▸ **Exercise**: Check the listing below for lines with the word "hero" and say how many there are, with nothing but the number.

[BEGIN Stored records]

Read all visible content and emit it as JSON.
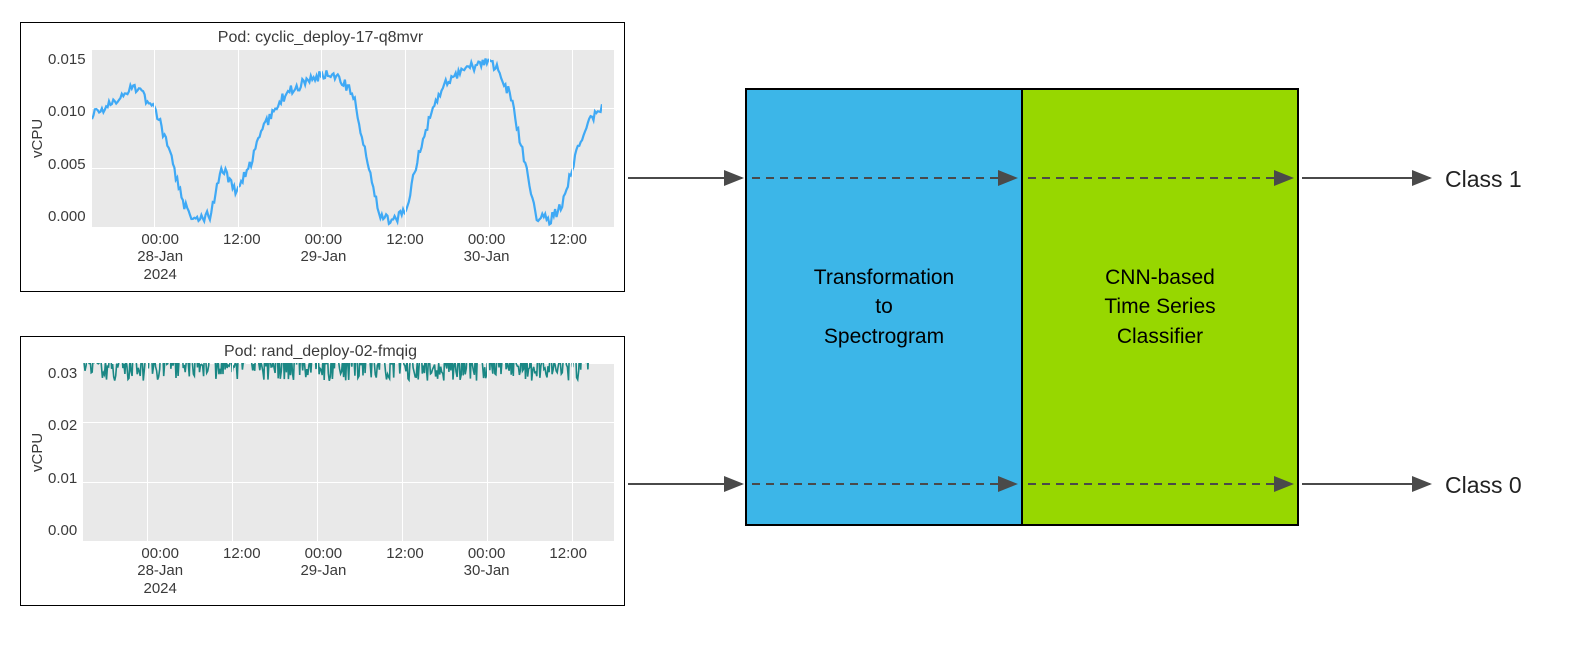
{
  "chart_data": [
    {
      "type": "line",
      "title": "Pod: cyclic_deploy-17-q8mvr",
      "ylabel": "vCPU",
      "xlabel": "",
      "ylim": [
        0.0,
        0.015
      ],
      "yticks": [
        "0.015",
        "0.010",
        "0.005",
        "0.000"
      ],
      "xticks": [
        {
          "pos": 0.12,
          "lines": [
            "00:00",
            "28-Jan",
            "2024"
          ]
        },
        {
          "pos": 0.28,
          "lines": [
            "12:00"
          ]
        },
        {
          "pos": 0.44,
          "lines": [
            "00:00",
            "29-Jan"
          ]
        },
        {
          "pos": 0.6,
          "lines": [
            "12:00"
          ]
        },
        {
          "pos": 0.76,
          "lines": [
            "00:00",
            "30-Jan"
          ]
        },
        {
          "pos": 0.92,
          "lines": [
            "12:00"
          ]
        }
      ],
      "series": [
        {
          "name": "vCPU",
          "color": "#3fa9f5",
          "x": [
            0,
            2,
            4,
            6,
            8,
            10,
            12,
            14,
            16,
            18,
            20,
            22,
            24,
            26,
            28,
            30,
            32,
            34,
            36,
            38,
            40,
            42,
            44,
            46,
            48,
            50,
            52,
            54,
            56,
            58,
            60,
            62,
            64,
            66,
            68,
            70,
            72
          ],
          "values": [
            0.0095,
            0.01,
            0.0105,
            0.012,
            0.011,
            0.0095,
            0.006,
            0.002,
            0.0005,
            0.001,
            0.005,
            0.003,
            0.005,
            0.008,
            0.01,
            0.0115,
            0.012,
            0.0125,
            0.013,
            0.0125,
            0.011,
            0.006,
            0.001,
            0.0005,
            0.0015,
            0.006,
            0.01,
            0.012,
            0.013,
            0.0135,
            0.014,
            0.0135,
            0.011,
            0.006,
            0.001,
            0.0005,
            0.002,
            0.006,
            0.009,
            0.01
          ]
        }
      ]
    },
    {
      "type": "line",
      "title": "Pod: rand_deploy-02-fmqig",
      "ylabel": "vCPU",
      "xlabel": "",
      "ylim": [
        0.0,
        0.03
      ],
      "yticks": [
        "0.03",
        "0.02",
        "0.01",
        "0.00"
      ],
      "xticks": [
        {
          "pos": 0.12,
          "lines": [
            "00:00",
            "28-Jan",
            "2024"
          ]
        },
        {
          "pos": 0.28,
          "lines": [
            "12:00"
          ]
        },
        {
          "pos": 0.44,
          "lines": [
            "00:00",
            "29-Jan"
          ]
        },
        {
          "pos": 0.6,
          "lines": [
            "12:00"
          ]
        },
        {
          "pos": 0.76,
          "lines": [
            "00:00",
            "30-Jan"
          ]
        },
        {
          "pos": 0.92,
          "lines": [
            "12:00"
          ]
        }
      ],
      "series": [
        {
          "name": "vCPU",
          "color": "#1a8784",
          "band_center": 0.03,
          "band_jitter": 0.003
        }
      ]
    }
  ],
  "pipeline": {
    "stage1": "Transformation\nto\nSpectrogram",
    "stage2": "CNN-based\nTime Series\nClassifier"
  },
  "outputs": {
    "class1": "Class 1",
    "class0": "Class 0"
  },
  "colors": {
    "blue_box": "#3cb6e8",
    "green_box": "#97d700",
    "arrow": "#4a4a4a"
  }
}
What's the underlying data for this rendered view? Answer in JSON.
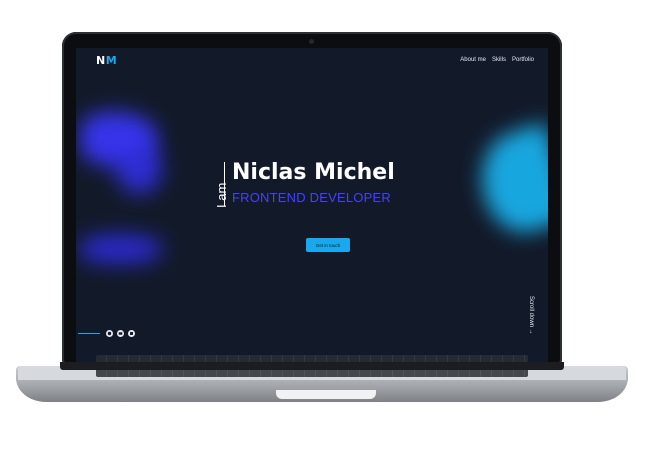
{
  "site": {
    "logo": {
      "first": "N",
      "second": "M"
    },
    "nav": [
      {
        "label": "About me"
      },
      {
        "label": "Skills"
      },
      {
        "label": "Portfolio"
      }
    ],
    "hero": {
      "prefix": "I am",
      "name": "Niclas Michel",
      "role": "FRONTEND DEVELOPER",
      "cta": "Get in touch"
    },
    "social_icons": [
      "github-icon",
      "email-icon",
      "linkedin-icon"
    ],
    "scroll_label": "Scroll down →"
  },
  "colors": {
    "background": "#121a2a",
    "accent_blue": "#19a8ec",
    "accent_purple": "#4540ff",
    "text": "#ffffff"
  }
}
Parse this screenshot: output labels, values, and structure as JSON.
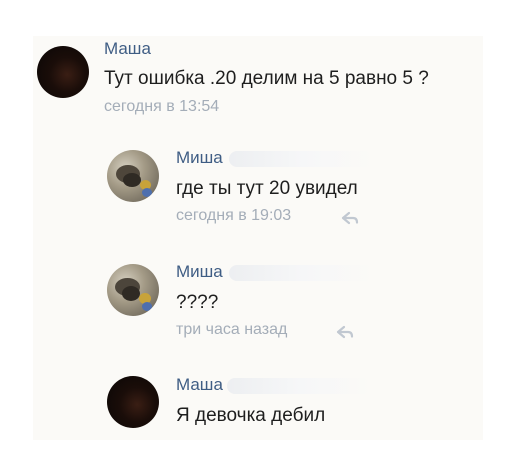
{
  "messages": [
    {
      "sender": "Маша",
      "text": "Тут ошибка .20 делим на 5 равно 5 ?",
      "time": "сегодня в 13:54",
      "avatar_icon": "dark-avatar",
      "reply_icon": false
    },
    {
      "sender": "Миша",
      "text": "где ты тут 20 увидел",
      "time": "сегодня в 19:03",
      "avatar_icon": "cat-avatar",
      "reply_icon": "reply-icon"
    },
    {
      "sender": "Миша",
      "text": "????",
      "time": "три часа назад",
      "avatar_icon": "cat-avatar",
      "reply_icon": "reply-icon"
    },
    {
      "sender": "Маша",
      "text": "Я девочка дебил",
      "time": "",
      "avatar_icon": "dark-avatar",
      "reply_icon": false
    }
  ],
  "colors": {
    "background": "#fbfaf7",
    "sender_name": "#3f5d84",
    "message_text": "#1e1e1e",
    "timestamp": "#a4adb8"
  }
}
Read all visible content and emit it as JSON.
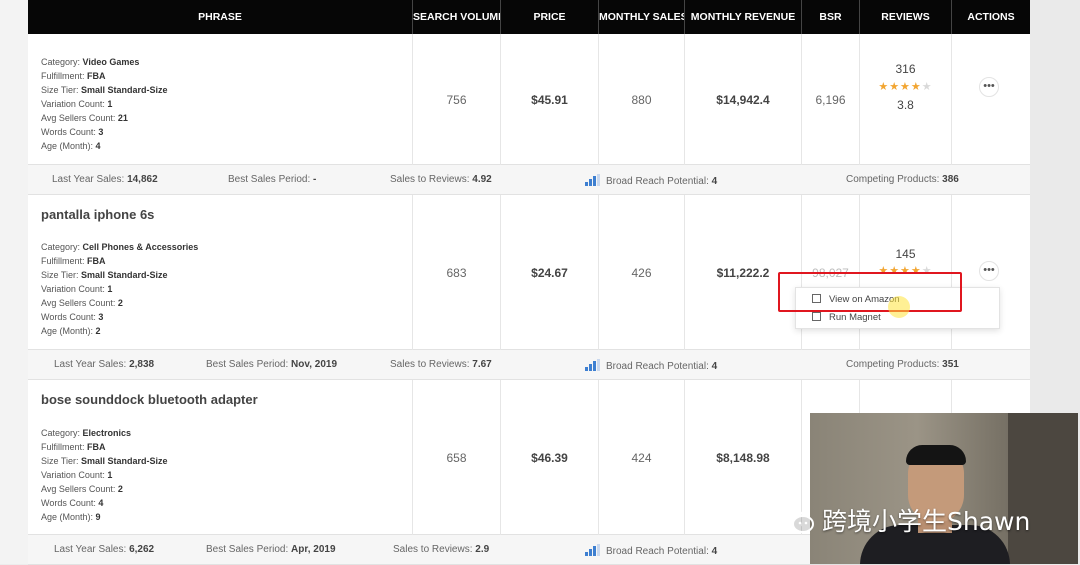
{
  "header": {
    "columns": [
      "PHRASE",
      "SEARCH VOLUME",
      "PRICE",
      "MONTHLY SALES",
      "MONTHLY REVENUE",
      "BSR",
      "REVIEWS",
      "ACTIONS"
    ]
  },
  "rows": [
    {
      "title": "",
      "category": "Video Games",
      "fulfillment": "FBA",
      "size_tier": "Small Standard-Size",
      "variation_count": "1",
      "avg_sellers_count": "21",
      "words_count": "3",
      "age_month": "4",
      "search_volume": "756",
      "price": "$45.91",
      "monthly_sales": "880",
      "monthly_revenue": "$14,942.4",
      "bsr": "6,196",
      "reviews_count": "316",
      "rating": "3.8",
      "rating_stars": 4,
      "summary": {
        "last_year_sales": "14,862",
        "best_sales_period": "-",
        "sales_to_reviews": "4.92",
        "broad_reach_potential": "4",
        "competing_products": "386"
      }
    },
    {
      "title": "pantalla iphone 6s",
      "category": "Cell Phones & Accessories",
      "fulfillment": "FBA",
      "size_tier": "Small Standard-Size",
      "variation_count": "1",
      "avg_sellers_count": "2",
      "words_count": "3",
      "age_month": "2",
      "search_volume": "683",
      "price": "$24.67",
      "monthly_sales": "426",
      "monthly_revenue": "$11,222.2",
      "bsr": "98,027",
      "reviews_count": "145",
      "rating": "",
      "rating_stars": 4,
      "summary": {
        "last_year_sales": "2,838",
        "best_sales_period": "Nov, 2019",
        "sales_to_reviews": "7.67",
        "broad_reach_potential": "4",
        "competing_products": "351"
      }
    },
    {
      "title": "bose sounddock bluetooth adapter",
      "category": "Electronics",
      "fulfillment": "FBA",
      "size_tier": "Small Standard-Size",
      "variation_count": "1",
      "avg_sellers_count": "2",
      "words_count": "4",
      "age_month": "9",
      "search_volume": "658",
      "price": "$46.39",
      "monthly_sales": "424",
      "monthly_revenue": "$8,148.98",
      "summary": {
        "last_year_sales": "6,262",
        "best_sales_period": "Apr, 2019",
        "sales_to_reviews": "2.9",
        "broad_reach_potential": "4"
      }
    }
  ],
  "labels": {
    "category": "Category:",
    "fulfillment": "Fulfillment:",
    "size_tier": "Size Tier:",
    "variation_count": "Variation Count:",
    "avg_sellers_count": "Avg Sellers Count:",
    "words_count": "Words Count:",
    "age_month": "Age (Month):",
    "last_year_sales": "Last Year Sales:",
    "best_sales_period": "Best Sales Period:",
    "sales_to_reviews": "Sales to Reviews:",
    "broad_reach_potential": "Broad Reach Potential:",
    "competing_products": "Competing Products:"
  },
  "actions": {
    "button_label": "•••",
    "menu": [
      "View on Amazon",
      "Run Magnet"
    ]
  },
  "watermark": {
    "text": "跨境小学生Shawn",
    "icon": "wechat-icon"
  },
  "colors": {
    "header_bg": "#060606",
    "highlight": "#e0161f",
    "star": "#f2a531",
    "bars": "#3d7fd1"
  }
}
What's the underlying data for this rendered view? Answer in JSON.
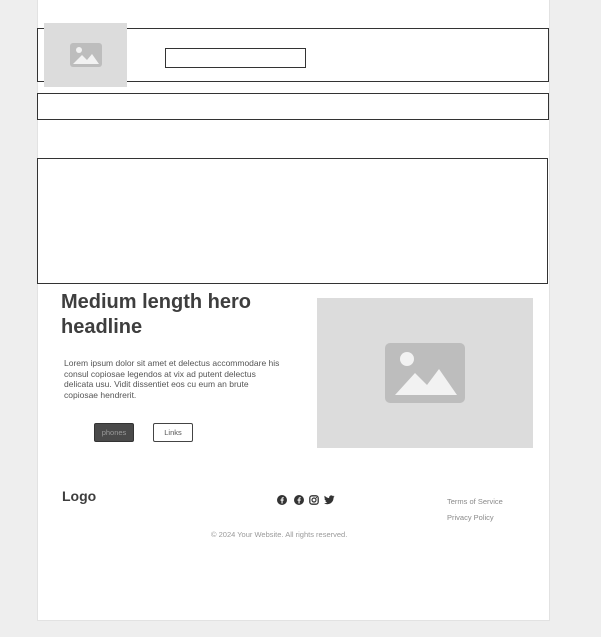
{
  "header": {
    "logo_image": "image-placeholder-icon",
    "nav_box_label": ""
  },
  "hero": {
    "title": "Medium length hero headline",
    "body": "Lorem ipsum dolor sit amet et delectus accommodare his consul copiosae legendos at vix ad putent delectus delicata usu. Vidit dissentiet eos cu eum an brute copiosae hendrerit.",
    "primary_button": "phones",
    "secondary_button": "Links",
    "image": "image-placeholder-icon"
  },
  "footer": {
    "logo": "Logo",
    "social_icons": [
      "facebook-icon",
      "facebook-icon",
      "instagram-icon",
      "twitter-icon"
    ],
    "links": [
      "Terms of Service",
      "Privacy Policy"
    ],
    "copyright": "© 2024 Your Website. All rights reserved."
  },
  "colors": {
    "placeholder": "#dcdcdc",
    "placeholder_icon": "#bdbdbd",
    "dark_button": "#4a4a4a",
    "text": "#3e3e3e"
  }
}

[END Stored records]

▸ **Written response**: 3